[Entries with figure data]

┄┄┄┄┄┄┄┄┄┄

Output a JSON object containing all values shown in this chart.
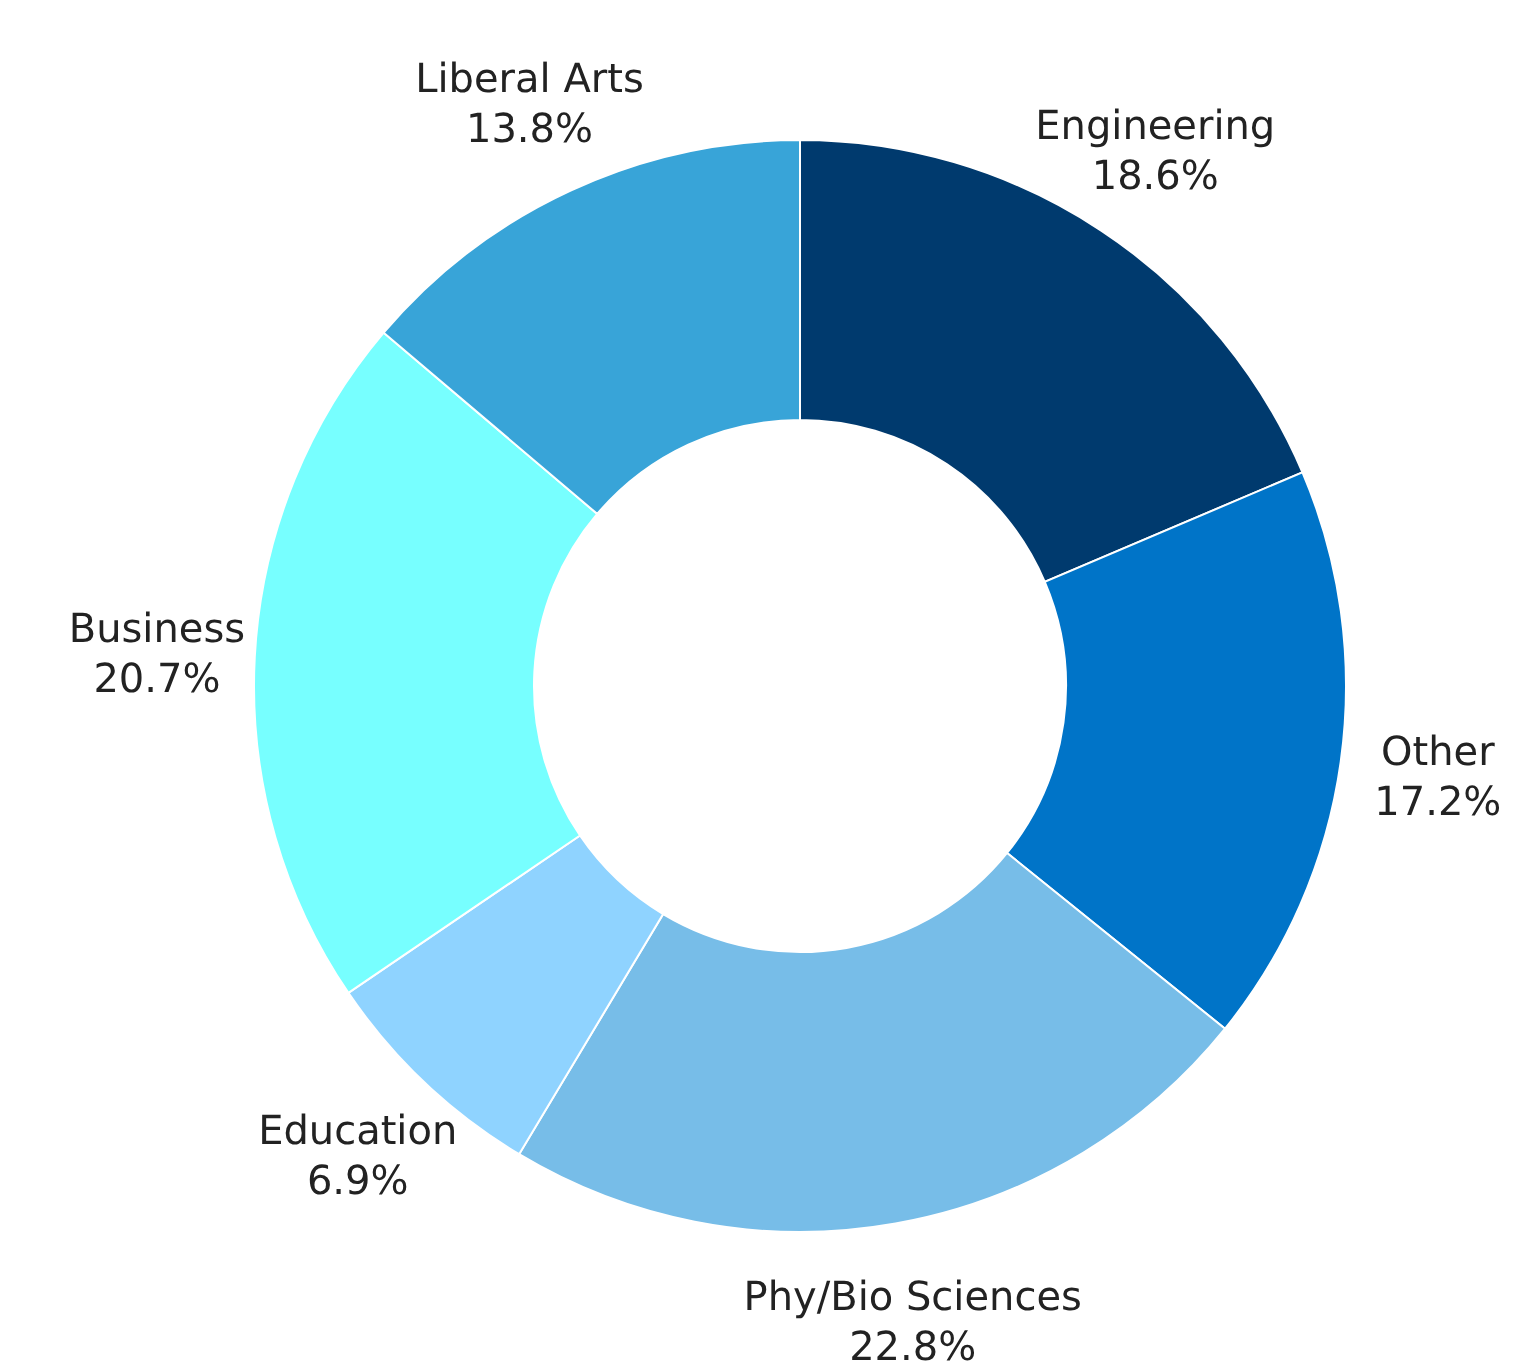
{
  "chart_data": {
    "type": "donut",
    "categories": [
      "Engineering",
      "Other",
      "Phy/Bio Sciences",
      "Education",
      "Business",
      "Liberal Arts"
    ],
    "values": [
      18.6,
      17.2,
      22.8,
      6.9,
      20.7,
      13.8
    ],
    "colors": [
      "#003a6e",
      "#0074c8",
      "#77bde8",
      "#8fd3ff",
      "#77ffff",
      "#38a4d8"
    ],
    "value_labels": [
      "18.6%",
      "17.2%",
      "22.8%",
      "6.9%",
      "20.7%",
      "13.8%"
    ]
  }
}
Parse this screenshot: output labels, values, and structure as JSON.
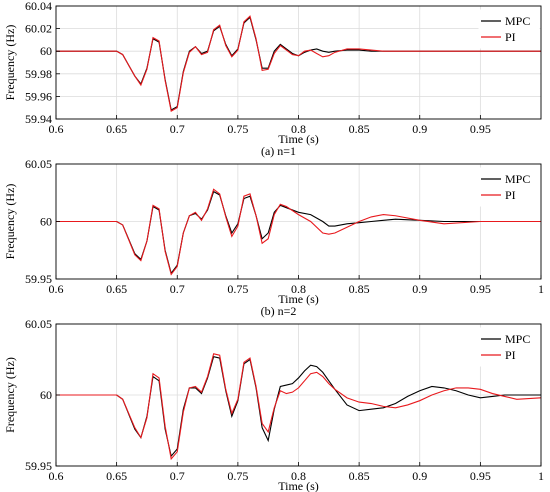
{
  "chart_data": [
    {
      "type": "line",
      "caption": "(a) n=1",
      "xlabel": "Time (s)",
      "ylabel": "Frequency (Hz)",
      "xlim": [
        0.6,
        1.0
      ],
      "ylim": [
        59.94,
        60.04
      ],
      "xticks": [
        0.6,
        0.65,
        0.7,
        0.75,
        0.8,
        0.85,
        0.9,
        0.95
      ],
      "xtick_labels": [
        "0.6",
        "0.65",
        "0.7",
        "0.75",
        "0.8",
        "0.85",
        "0.9",
        "0.95"
      ],
      "yticks": [
        59.94,
        59.96,
        59.98,
        60.0,
        60.02,
        60.04
      ],
      "ytick_labels": [
        "59.94",
        "59.96",
        "59.98",
        "60",
        "60.02",
        "60.04"
      ],
      "grid": true,
      "legend_position": "top-right",
      "series": [
        {
          "name": "MPC",
          "color": "#000000",
          "x": [
            0.6,
            0.65,
            0.655,
            0.665,
            0.67,
            0.675,
            0.68,
            0.685,
            0.69,
            0.695,
            0.7,
            0.705,
            0.71,
            0.715,
            0.72,
            0.725,
            0.73,
            0.735,
            0.74,
            0.745,
            0.75,
            0.755,
            0.76,
            0.765,
            0.77,
            0.775,
            0.78,
            0.785,
            0.79,
            0.795,
            0.8,
            0.805,
            0.81,
            0.815,
            0.82,
            0.825,
            0.83,
            0.84,
            0.85,
            0.86,
            0.87,
            0.88,
            0.9,
            0.95,
            1.0
          ],
          "y": [
            60.0,
            60.0,
            59.997,
            59.978,
            59.971,
            59.985,
            60.011,
            60.008,
            59.975,
            59.948,
            59.951,
            59.982,
            60.0,
            60.004,
            59.998,
            60.0,
            60.018,
            60.022,
            60.006,
            59.996,
            60.002,
            60.025,
            60.03,
            60.01,
            59.985,
            59.985,
            60.0,
            60.006,
            60.002,
            59.998,
            59.996,
            59.999,
            60.001,
            60.002,
            60.0,
            59.999,
            60.0,
            60.001,
            60.001,
            60.0,
            60.0,
            60.0,
            60.0,
            60.0,
            60.0
          ]
        },
        {
          "name": "PI",
          "color": "#e8191d",
          "x": [
            0.6,
            0.65,
            0.655,
            0.665,
            0.67,
            0.675,
            0.68,
            0.685,
            0.69,
            0.695,
            0.7,
            0.705,
            0.71,
            0.715,
            0.72,
            0.725,
            0.73,
            0.735,
            0.74,
            0.745,
            0.75,
            0.755,
            0.76,
            0.765,
            0.77,
            0.775,
            0.78,
            0.785,
            0.79,
            0.795,
            0.8,
            0.805,
            0.81,
            0.815,
            0.82,
            0.825,
            0.83,
            0.84,
            0.85,
            0.86,
            0.87,
            0.88,
            0.9,
            0.95,
            1.0
          ],
          "y": [
            60.0,
            60.0,
            59.997,
            59.978,
            59.97,
            59.984,
            60.012,
            60.009,
            59.974,
            59.947,
            59.95,
            59.981,
            59.999,
            60.004,
            59.997,
            59.999,
            60.019,
            60.023,
            60.005,
            59.995,
            60.001,
            60.026,
            60.031,
            60.011,
            59.983,
            59.984,
            59.998,
            60.005,
            60.001,
            59.997,
            59.996,
            60.0,
            60.001,
            59.998,
            59.995,
            59.996,
            59.999,
            60.002,
            60.002,
            60.001,
            60.0,
            60.0,
            60.0,
            60.0,
            60.0
          ]
        }
      ]
    },
    {
      "type": "line",
      "caption": "(b) n=2",
      "xlabel": "Time (s)",
      "ylabel": "Frequency (Hz)",
      "xlim": [
        0.6,
        1.0
      ],
      "ylim": [
        59.95,
        60.05
      ],
      "xticks": [
        0.6,
        0.65,
        0.7,
        0.75,
        0.8,
        0.85,
        0.9,
        0.95,
        1.0
      ],
      "xtick_labels": [
        "0.6",
        "0.65",
        "0.7",
        "0.75",
        "0.8",
        "0.85",
        "0.9",
        "0.95",
        "1"
      ],
      "yticks": [
        59.95,
        60.0,
        60.05
      ],
      "ytick_labels": [
        "59.95",
        "60",
        "60.05"
      ],
      "grid": true,
      "legend_position": "top-right",
      "series": [
        {
          "name": "MPC",
          "color": "#000000",
          "x": [
            0.6,
            0.65,
            0.655,
            0.665,
            0.67,
            0.675,
            0.68,
            0.685,
            0.69,
            0.695,
            0.7,
            0.705,
            0.71,
            0.715,
            0.72,
            0.725,
            0.73,
            0.735,
            0.74,
            0.745,
            0.75,
            0.755,
            0.76,
            0.765,
            0.77,
            0.775,
            0.78,
            0.785,
            0.79,
            0.8,
            0.81,
            0.82,
            0.825,
            0.83,
            0.84,
            0.85,
            0.86,
            0.87,
            0.88,
            0.9,
            0.92,
            0.95,
            1.0
          ],
          "y": [
            60.0,
            60.0,
            59.997,
            59.972,
            59.967,
            59.983,
            60.013,
            60.01,
            59.975,
            59.955,
            59.962,
            59.99,
            60.005,
            60.007,
            60.002,
            60.01,
            60.026,
            60.023,
            60.005,
            59.99,
            59.998,
            60.02,
            60.022,
            60.005,
            59.985,
            59.99,
            60.008,
            60.014,
            60.012,
            60.008,
            60.006,
            60.0,
            59.996,
            59.996,
            59.998,
            59.999,
            60.0,
            60.001,
            60.002,
            60.001,
            60.0,
            60.0,
            60.0
          ]
        },
        {
          "name": "PI",
          "color": "#e8191d",
          "x": [
            0.6,
            0.65,
            0.655,
            0.665,
            0.67,
            0.675,
            0.68,
            0.685,
            0.69,
            0.695,
            0.7,
            0.705,
            0.71,
            0.715,
            0.72,
            0.725,
            0.73,
            0.735,
            0.74,
            0.745,
            0.75,
            0.755,
            0.76,
            0.765,
            0.77,
            0.775,
            0.78,
            0.785,
            0.79,
            0.8,
            0.81,
            0.82,
            0.825,
            0.83,
            0.84,
            0.85,
            0.86,
            0.87,
            0.88,
            0.9,
            0.92,
            0.95,
            1.0
          ],
          "y": [
            60.0,
            60.0,
            59.997,
            59.971,
            59.966,
            59.983,
            60.014,
            60.011,
            59.974,
            59.954,
            59.961,
            59.99,
            60.005,
            60.008,
            60.001,
            60.011,
            60.028,
            60.024,
            60.004,
            59.987,
            59.996,
            60.022,
            60.024,
            60.005,
            59.981,
            59.985,
            60.006,
            60.015,
            60.013,
            60.006,
            60.0,
            59.99,
            59.989,
            59.99,
            59.995,
            60.0,
            60.004,
            60.006,
            60.005,
            60.001,
            59.998,
            60.0,
            60.0
          ]
        }
      ]
    },
    {
      "type": "line",
      "caption": "(c) n=3",
      "xlabel": "Time (s)",
      "ylabel": "Frequency (Hz)",
      "xlim": [
        0.6,
        1.0
      ],
      "ylim": [
        59.95,
        60.05
      ],
      "xticks": [
        0.6,
        0.65,
        0.7,
        0.75,
        0.8,
        0.85,
        0.9,
        0.95,
        1.0
      ],
      "xtick_labels": [
        "0.6",
        "0.65",
        "0.7",
        "0.75",
        "0.8",
        "0.85",
        "0.9",
        "0.95",
        "1"
      ],
      "yticks": [
        59.95,
        60.0,
        60.05
      ],
      "ytick_labels": [
        "59.95",
        "60",
        "60.05"
      ],
      "grid": true,
      "legend_position": "top-right",
      "series": [
        {
          "name": "MPC",
          "color": "#000000",
          "x": [
            0.6,
            0.65,
            0.655,
            0.665,
            0.67,
            0.675,
            0.68,
            0.685,
            0.69,
            0.695,
            0.7,
            0.705,
            0.71,
            0.715,
            0.72,
            0.725,
            0.73,
            0.735,
            0.74,
            0.745,
            0.75,
            0.755,
            0.76,
            0.765,
            0.77,
            0.775,
            0.78,
            0.785,
            0.79,
            0.795,
            0.8,
            0.805,
            0.81,
            0.815,
            0.82,
            0.825,
            0.83,
            0.84,
            0.85,
            0.86,
            0.87,
            0.88,
            0.89,
            0.9,
            0.91,
            0.92,
            0.93,
            0.94,
            0.95,
            0.96,
            0.97,
            0.98,
            1.0
          ],
          "y": [
            60.0,
            60.0,
            59.997,
            59.976,
            59.97,
            59.985,
            60.013,
            60.01,
            59.976,
            59.957,
            59.962,
            59.99,
            60.005,
            60.005,
            60.001,
            60.012,
            60.027,
            60.026,
            60.003,
            59.985,
            59.996,
            60.022,
            60.025,
            60.005,
            59.977,
            59.968,
            59.99,
            60.006,
            60.007,
            60.008,
            60.012,
            60.017,
            60.021,
            60.02,
            60.016,
            60.01,
            60.004,
            59.993,
            59.989,
            59.99,
            59.991,
            59.994,
            59.999,
            60.003,
            60.006,
            60.005,
            60.003,
            60.0,
            59.998,
            59.999,
            60.0,
            60.0,
            60.0
          ]
        },
        {
          "name": "PI",
          "color": "#e8191d",
          "x": [
            0.6,
            0.65,
            0.655,
            0.665,
            0.67,
            0.675,
            0.68,
            0.685,
            0.69,
            0.695,
            0.7,
            0.705,
            0.71,
            0.715,
            0.72,
            0.725,
            0.73,
            0.735,
            0.74,
            0.745,
            0.75,
            0.755,
            0.76,
            0.765,
            0.77,
            0.775,
            0.78,
            0.785,
            0.79,
            0.795,
            0.8,
            0.805,
            0.81,
            0.815,
            0.82,
            0.825,
            0.83,
            0.84,
            0.85,
            0.86,
            0.87,
            0.88,
            0.89,
            0.9,
            0.91,
            0.92,
            0.93,
            0.94,
            0.95,
            0.96,
            0.97,
            0.98,
            1.0
          ],
          "y": [
            60.0,
            60.0,
            59.997,
            59.977,
            59.97,
            59.984,
            60.015,
            60.012,
            59.978,
            59.955,
            59.96,
            59.988,
            60.005,
            60.006,
            60.002,
            60.013,
            60.029,
            60.028,
            60.004,
            59.987,
            59.997,
            60.023,
            60.026,
            60.006,
            59.98,
            59.974,
            59.991,
            60.003,
            60.001,
            60.002,
            60.005,
            60.01,
            60.015,
            60.016,
            60.013,
            60.008,
            60.004,
            59.998,
            59.995,
            59.994,
            59.992,
            59.991,
            59.993,
            59.996,
            60.0,
            60.003,
            60.005,
            60.005,
            60.004,
            60.001,
            59.999,
            59.997,
            59.998
          ]
        }
      ]
    }
  ]
}
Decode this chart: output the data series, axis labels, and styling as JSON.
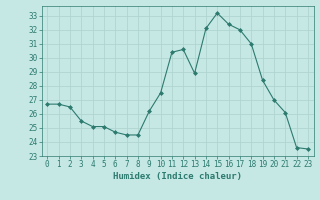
{
  "x": [
    0,
    1,
    2,
    3,
    4,
    5,
    6,
    7,
    8,
    9,
    10,
    11,
    12,
    13,
    14,
    15,
    16,
    17,
    18,
    19,
    20,
    21,
    22,
    23
  ],
  "y": [
    26.7,
    26.7,
    26.5,
    25.5,
    25.1,
    25.1,
    24.7,
    24.5,
    24.5,
    26.2,
    27.5,
    30.4,
    30.6,
    28.9,
    32.1,
    33.2,
    32.4,
    32.0,
    31.0,
    28.4,
    27.0,
    26.1,
    23.6,
    23.5
  ],
  "xlabel": "Humidex (Indice chaleur)",
  "xlim": [
    -0.5,
    23.5
  ],
  "ylim": [
    23,
    33.7
  ],
  "yticks": [
    23,
    24,
    25,
    26,
    27,
    28,
    29,
    30,
    31,
    32,
    33
  ],
  "xticks": [
    0,
    1,
    2,
    3,
    4,
    5,
    6,
    7,
    8,
    9,
    10,
    11,
    12,
    13,
    14,
    15,
    16,
    17,
    18,
    19,
    20,
    21,
    22,
    23
  ],
  "line_color": "#2d7a6e",
  "marker": "D",
  "marker_size": 2.0,
  "bg_color": "#c5e8e5",
  "grid_color": "#b0d4d0",
  "label_fontsize": 6.5,
  "tick_fontsize": 5.5
}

┄┄┄┄┄┄┄┄┄┄

- Goal:
Repeat only the lines from the one with "Decode this chart: output" through the end of the data, both included and exactly as written. Pictures stay out of the copy.

- Result:
Decode this chart: output the data series, axis labels, and styling as JSON.
{
  "x": [
    0,
    1,
    2,
    3,
    4,
    5,
    6,
    7,
    8,
    9,
    10,
    11,
    12,
    13,
    14,
    15,
    16,
    17,
    18,
    19,
    20,
    21,
    22,
    23
  ],
  "y": [
    26.7,
    26.7,
    26.5,
    25.5,
    25.1,
    25.1,
    24.7,
    24.5,
    24.5,
    26.2,
    27.5,
    30.4,
    30.6,
    28.9,
    32.1,
    33.2,
    32.4,
    32.0,
    31.0,
    28.4,
    27.0,
    26.1,
    23.6,
    23.5
  ],
  "xlabel": "Humidex (Indice chaleur)",
  "xlim": [
    -0.5,
    23.5
  ],
  "ylim": [
    23,
    33.7
  ],
  "yticks": [
    23,
    24,
    25,
    26,
    27,
    28,
    29,
    30,
    31,
    32,
    33
  ],
  "xticks": [
    0,
    1,
    2,
    3,
    4,
    5,
    6,
    7,
    8,
    9,
    10,
    11,
    12,
    13,
    14,
    15,
    16,
    17,
    18,
    19,
    20,
    21,
    22,
    23
  ],
  "line_color": "#2d7a6e",
  "marker": "D",
  "marker_size": 2.0,
  "bg_color": "#c5e8e5",
  "grid_color": "#b0d4d0",
  "label_fontsize": 6.5,
  "tick_fontsize": 5.5
}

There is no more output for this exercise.